─── DATA FOR THIS TASK ───
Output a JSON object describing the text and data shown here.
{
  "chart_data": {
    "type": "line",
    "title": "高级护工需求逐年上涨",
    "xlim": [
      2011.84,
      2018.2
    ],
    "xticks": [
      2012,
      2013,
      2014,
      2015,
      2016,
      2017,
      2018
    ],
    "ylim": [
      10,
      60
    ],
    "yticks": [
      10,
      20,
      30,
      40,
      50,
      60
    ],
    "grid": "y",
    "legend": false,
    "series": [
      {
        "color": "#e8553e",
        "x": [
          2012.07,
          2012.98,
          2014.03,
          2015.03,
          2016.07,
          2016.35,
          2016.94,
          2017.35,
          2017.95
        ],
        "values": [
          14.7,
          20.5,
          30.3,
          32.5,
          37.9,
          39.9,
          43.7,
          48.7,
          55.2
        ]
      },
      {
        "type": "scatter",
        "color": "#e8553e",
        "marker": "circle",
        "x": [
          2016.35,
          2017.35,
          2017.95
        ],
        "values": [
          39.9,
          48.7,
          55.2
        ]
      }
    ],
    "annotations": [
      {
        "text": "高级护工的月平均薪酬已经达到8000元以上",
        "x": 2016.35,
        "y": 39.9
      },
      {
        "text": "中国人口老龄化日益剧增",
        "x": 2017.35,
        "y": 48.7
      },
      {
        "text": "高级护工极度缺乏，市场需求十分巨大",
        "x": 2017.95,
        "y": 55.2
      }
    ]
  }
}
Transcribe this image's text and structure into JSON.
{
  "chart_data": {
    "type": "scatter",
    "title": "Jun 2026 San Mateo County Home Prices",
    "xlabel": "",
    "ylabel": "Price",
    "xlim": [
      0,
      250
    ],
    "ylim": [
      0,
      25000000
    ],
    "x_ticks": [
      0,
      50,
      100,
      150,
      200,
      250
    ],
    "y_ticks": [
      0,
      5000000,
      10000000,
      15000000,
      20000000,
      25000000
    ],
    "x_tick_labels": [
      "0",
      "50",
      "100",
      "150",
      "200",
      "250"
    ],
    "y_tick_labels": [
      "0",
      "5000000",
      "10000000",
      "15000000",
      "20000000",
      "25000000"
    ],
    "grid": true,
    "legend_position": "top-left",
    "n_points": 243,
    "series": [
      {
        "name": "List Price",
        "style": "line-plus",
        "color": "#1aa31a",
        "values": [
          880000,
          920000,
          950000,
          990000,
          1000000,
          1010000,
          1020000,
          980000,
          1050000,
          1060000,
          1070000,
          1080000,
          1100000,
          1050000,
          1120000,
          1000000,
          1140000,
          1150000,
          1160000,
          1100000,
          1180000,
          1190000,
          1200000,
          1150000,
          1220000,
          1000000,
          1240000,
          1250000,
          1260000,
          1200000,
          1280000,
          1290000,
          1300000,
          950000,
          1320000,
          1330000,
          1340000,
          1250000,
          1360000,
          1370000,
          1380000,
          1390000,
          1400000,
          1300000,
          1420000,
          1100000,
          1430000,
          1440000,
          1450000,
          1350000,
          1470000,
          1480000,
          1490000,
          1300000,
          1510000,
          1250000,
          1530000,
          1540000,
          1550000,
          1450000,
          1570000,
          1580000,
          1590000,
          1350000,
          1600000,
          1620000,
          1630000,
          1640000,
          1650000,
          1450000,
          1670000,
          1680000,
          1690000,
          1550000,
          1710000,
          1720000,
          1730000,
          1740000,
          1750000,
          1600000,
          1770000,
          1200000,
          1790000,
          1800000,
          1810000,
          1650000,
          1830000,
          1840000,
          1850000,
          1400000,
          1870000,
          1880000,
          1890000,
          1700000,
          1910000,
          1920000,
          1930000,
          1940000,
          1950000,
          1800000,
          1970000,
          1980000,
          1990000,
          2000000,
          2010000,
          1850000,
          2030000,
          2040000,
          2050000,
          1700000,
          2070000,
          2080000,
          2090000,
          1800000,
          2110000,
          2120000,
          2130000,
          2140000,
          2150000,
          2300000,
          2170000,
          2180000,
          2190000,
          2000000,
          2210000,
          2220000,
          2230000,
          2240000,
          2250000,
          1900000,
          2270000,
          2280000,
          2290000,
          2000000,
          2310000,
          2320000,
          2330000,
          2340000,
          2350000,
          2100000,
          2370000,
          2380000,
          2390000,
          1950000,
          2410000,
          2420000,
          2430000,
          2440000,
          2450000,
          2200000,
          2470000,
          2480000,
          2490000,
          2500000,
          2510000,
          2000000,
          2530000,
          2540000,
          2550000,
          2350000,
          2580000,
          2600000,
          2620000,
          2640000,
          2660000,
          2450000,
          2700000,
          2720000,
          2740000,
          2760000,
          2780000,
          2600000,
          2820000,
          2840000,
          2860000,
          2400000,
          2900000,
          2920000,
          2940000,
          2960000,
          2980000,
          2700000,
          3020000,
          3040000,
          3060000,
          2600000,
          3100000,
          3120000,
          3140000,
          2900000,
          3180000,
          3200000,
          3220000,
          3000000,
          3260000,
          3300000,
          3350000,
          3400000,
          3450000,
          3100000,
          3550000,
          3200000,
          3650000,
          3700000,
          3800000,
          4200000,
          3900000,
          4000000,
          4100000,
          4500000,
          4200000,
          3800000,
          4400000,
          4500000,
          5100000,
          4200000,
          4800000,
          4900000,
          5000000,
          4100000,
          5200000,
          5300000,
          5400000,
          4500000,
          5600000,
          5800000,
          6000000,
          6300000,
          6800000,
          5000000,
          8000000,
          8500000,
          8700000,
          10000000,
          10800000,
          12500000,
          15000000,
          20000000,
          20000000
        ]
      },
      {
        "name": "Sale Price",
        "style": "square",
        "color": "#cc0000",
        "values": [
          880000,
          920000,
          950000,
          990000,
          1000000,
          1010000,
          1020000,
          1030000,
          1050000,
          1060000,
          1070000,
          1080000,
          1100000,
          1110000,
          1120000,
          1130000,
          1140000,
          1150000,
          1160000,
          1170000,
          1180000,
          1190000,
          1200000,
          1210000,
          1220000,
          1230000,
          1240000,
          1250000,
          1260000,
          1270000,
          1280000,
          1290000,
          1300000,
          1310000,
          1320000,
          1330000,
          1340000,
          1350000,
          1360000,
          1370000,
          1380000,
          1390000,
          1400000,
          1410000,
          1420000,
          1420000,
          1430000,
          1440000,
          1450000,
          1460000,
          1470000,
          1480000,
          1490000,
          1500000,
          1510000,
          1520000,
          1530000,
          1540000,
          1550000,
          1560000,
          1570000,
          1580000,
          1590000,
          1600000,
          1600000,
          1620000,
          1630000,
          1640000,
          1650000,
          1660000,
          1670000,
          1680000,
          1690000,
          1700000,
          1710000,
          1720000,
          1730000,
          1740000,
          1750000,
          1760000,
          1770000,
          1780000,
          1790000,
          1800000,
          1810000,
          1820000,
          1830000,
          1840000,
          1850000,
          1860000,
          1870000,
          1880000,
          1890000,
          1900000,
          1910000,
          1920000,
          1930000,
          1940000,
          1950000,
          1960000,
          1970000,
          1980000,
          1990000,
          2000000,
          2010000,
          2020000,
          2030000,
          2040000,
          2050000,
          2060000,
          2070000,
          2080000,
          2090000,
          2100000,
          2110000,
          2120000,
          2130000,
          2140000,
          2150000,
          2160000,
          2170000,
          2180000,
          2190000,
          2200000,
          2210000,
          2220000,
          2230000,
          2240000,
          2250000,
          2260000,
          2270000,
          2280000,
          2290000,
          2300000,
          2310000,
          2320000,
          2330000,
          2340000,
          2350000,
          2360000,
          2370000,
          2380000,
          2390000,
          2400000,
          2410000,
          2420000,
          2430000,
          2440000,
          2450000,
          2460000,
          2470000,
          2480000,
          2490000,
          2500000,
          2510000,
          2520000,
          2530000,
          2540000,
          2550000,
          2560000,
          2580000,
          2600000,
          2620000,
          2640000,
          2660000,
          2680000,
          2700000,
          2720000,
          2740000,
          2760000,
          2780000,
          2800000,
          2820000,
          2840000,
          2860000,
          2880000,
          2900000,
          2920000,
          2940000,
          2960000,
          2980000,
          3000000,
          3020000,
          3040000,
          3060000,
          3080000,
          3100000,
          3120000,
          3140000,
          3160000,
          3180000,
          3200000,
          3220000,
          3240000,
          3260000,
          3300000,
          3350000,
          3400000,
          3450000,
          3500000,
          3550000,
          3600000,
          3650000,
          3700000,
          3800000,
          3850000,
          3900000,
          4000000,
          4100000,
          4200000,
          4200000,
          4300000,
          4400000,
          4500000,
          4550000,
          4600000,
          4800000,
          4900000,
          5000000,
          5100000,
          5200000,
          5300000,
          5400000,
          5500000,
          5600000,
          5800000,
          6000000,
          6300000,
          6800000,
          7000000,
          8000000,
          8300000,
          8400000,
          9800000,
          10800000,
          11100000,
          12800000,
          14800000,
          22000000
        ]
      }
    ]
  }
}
───
SHORT EXERCISE | Identify and list each line with the word "color".

TASK ANSWER |
        "color": "#e8553e",
        "color": "#e8553e",
        "color": "#1aa31a",
        "color": "#cc0000",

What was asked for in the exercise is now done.